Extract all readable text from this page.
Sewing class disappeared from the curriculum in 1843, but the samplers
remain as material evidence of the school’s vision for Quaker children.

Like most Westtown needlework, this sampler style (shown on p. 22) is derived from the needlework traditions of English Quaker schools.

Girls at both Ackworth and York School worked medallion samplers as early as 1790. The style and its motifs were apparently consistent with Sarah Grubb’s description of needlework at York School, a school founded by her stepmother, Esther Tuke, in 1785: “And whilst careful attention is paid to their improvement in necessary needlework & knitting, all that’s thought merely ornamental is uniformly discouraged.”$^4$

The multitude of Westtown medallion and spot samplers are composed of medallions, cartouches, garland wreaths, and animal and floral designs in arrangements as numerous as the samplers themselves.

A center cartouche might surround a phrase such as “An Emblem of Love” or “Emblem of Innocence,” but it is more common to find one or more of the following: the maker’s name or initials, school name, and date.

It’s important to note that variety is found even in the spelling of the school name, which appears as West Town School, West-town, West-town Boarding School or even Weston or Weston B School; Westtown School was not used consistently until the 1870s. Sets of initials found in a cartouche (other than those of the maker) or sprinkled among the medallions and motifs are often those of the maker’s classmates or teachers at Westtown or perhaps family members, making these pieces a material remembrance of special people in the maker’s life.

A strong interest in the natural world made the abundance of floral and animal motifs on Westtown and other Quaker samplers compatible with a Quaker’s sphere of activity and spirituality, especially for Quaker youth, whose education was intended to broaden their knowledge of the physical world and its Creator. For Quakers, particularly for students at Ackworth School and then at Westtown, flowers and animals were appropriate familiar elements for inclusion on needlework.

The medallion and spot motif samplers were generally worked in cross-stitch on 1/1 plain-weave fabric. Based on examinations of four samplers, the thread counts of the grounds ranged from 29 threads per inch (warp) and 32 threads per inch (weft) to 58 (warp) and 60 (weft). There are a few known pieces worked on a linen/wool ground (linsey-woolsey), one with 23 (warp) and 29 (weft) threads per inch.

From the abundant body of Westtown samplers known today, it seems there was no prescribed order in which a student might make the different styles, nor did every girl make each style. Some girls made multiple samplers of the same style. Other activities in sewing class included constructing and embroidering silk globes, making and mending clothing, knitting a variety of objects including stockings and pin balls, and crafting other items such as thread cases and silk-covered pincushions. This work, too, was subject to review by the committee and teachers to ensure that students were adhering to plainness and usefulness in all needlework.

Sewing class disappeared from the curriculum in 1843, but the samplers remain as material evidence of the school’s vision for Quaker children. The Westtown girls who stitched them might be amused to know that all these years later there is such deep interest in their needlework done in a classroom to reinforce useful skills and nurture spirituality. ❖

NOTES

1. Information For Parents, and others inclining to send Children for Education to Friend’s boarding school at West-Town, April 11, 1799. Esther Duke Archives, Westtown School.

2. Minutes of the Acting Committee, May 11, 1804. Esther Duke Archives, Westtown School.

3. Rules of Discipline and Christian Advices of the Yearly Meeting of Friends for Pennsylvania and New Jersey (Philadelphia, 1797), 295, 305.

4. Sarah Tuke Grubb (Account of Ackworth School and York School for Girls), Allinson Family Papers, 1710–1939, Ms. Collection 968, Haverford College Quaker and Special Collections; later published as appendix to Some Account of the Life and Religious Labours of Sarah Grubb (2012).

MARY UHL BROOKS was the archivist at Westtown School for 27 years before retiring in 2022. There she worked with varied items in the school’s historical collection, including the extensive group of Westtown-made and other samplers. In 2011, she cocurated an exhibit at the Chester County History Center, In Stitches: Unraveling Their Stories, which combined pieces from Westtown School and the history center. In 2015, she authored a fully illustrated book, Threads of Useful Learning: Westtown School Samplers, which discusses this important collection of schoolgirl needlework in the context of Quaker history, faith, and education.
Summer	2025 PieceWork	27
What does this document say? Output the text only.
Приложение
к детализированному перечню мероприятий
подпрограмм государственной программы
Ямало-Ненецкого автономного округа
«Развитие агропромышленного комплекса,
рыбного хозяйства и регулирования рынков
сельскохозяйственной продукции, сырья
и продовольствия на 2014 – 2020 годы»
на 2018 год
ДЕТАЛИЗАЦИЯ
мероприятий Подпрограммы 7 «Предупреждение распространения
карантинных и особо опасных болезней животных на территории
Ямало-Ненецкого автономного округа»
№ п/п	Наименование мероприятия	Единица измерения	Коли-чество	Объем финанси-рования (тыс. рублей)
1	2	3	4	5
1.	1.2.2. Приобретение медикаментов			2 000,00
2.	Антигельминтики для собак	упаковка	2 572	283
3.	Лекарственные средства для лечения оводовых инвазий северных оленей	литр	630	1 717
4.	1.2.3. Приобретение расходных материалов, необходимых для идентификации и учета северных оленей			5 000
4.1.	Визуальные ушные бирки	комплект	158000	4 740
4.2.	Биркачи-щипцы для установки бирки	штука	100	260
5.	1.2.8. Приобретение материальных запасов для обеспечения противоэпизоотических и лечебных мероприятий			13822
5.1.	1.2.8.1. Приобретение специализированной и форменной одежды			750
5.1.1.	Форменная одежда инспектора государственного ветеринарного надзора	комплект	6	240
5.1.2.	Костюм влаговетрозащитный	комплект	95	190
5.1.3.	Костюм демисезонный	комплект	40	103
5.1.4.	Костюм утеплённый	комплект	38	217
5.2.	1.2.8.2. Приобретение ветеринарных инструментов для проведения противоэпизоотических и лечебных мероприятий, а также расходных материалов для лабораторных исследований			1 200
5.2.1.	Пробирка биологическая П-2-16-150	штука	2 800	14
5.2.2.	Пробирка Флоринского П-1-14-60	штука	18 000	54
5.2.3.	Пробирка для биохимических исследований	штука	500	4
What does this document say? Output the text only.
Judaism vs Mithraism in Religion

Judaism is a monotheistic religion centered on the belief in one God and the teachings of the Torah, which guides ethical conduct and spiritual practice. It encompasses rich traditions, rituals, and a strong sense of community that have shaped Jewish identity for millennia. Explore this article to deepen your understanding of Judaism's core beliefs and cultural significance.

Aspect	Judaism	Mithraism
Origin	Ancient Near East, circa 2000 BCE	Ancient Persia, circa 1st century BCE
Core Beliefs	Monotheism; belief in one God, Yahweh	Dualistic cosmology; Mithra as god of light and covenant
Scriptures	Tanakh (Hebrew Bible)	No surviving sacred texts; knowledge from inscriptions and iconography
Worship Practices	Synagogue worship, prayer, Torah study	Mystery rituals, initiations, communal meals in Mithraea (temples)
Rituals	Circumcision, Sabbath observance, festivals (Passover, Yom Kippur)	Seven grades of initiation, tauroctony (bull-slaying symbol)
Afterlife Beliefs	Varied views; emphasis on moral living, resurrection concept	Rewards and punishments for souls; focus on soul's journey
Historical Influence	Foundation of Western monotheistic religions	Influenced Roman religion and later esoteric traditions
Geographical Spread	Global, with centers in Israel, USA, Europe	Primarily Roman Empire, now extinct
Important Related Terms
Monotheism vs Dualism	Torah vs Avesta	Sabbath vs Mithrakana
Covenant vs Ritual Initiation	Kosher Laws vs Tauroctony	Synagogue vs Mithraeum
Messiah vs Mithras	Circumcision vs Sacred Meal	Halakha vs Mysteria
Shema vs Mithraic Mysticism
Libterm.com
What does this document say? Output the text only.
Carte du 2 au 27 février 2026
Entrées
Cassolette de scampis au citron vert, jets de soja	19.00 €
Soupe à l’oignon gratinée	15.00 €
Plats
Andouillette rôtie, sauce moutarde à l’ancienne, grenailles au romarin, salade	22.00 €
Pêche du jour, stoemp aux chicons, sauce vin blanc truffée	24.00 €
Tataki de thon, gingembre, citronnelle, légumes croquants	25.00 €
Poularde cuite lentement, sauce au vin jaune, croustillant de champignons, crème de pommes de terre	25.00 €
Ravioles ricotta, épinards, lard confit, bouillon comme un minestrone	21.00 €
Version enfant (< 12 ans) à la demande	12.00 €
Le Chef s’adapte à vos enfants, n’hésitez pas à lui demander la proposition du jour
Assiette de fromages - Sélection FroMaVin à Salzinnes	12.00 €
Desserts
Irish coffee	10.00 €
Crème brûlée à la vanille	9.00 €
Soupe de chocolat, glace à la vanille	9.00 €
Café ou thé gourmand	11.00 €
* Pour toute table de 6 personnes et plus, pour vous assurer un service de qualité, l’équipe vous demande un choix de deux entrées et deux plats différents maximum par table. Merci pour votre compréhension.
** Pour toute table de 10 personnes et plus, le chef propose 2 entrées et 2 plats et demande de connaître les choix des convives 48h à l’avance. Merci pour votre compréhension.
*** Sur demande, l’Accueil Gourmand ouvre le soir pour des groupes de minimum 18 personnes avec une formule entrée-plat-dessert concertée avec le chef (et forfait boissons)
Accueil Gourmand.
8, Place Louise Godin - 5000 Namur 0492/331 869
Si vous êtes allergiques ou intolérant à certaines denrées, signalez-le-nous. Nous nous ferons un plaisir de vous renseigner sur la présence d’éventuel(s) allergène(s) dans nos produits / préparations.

• [PROBLEM TO SOLVE] Extract every line above that contains the word "spirituality".

• [ANSWER]
A strong interest in the natural world made the abundance of floral and animal motifs on Westtown and other Quaker samplers compatible with a Quaker’s sphere of activity and spirituality, especially for Quaker youth, whose education was intended to broaden their knowledge of the physical world and its Creator. For Quakers, particularly for students at Ackworth School and then at Westtown, flowers and animals were appropriate familiar elements for inclusion on needlework.
Sewing class disappeared from the curriculum in 1843, but the samplers remain as material evidence of the school’s vision for Quaker children. The Westtown girls who stitched them might be amused to know that all these years later there is such deep interest in their needlework done in a classroom to reinforce useful skills and nurture spirituality. ❖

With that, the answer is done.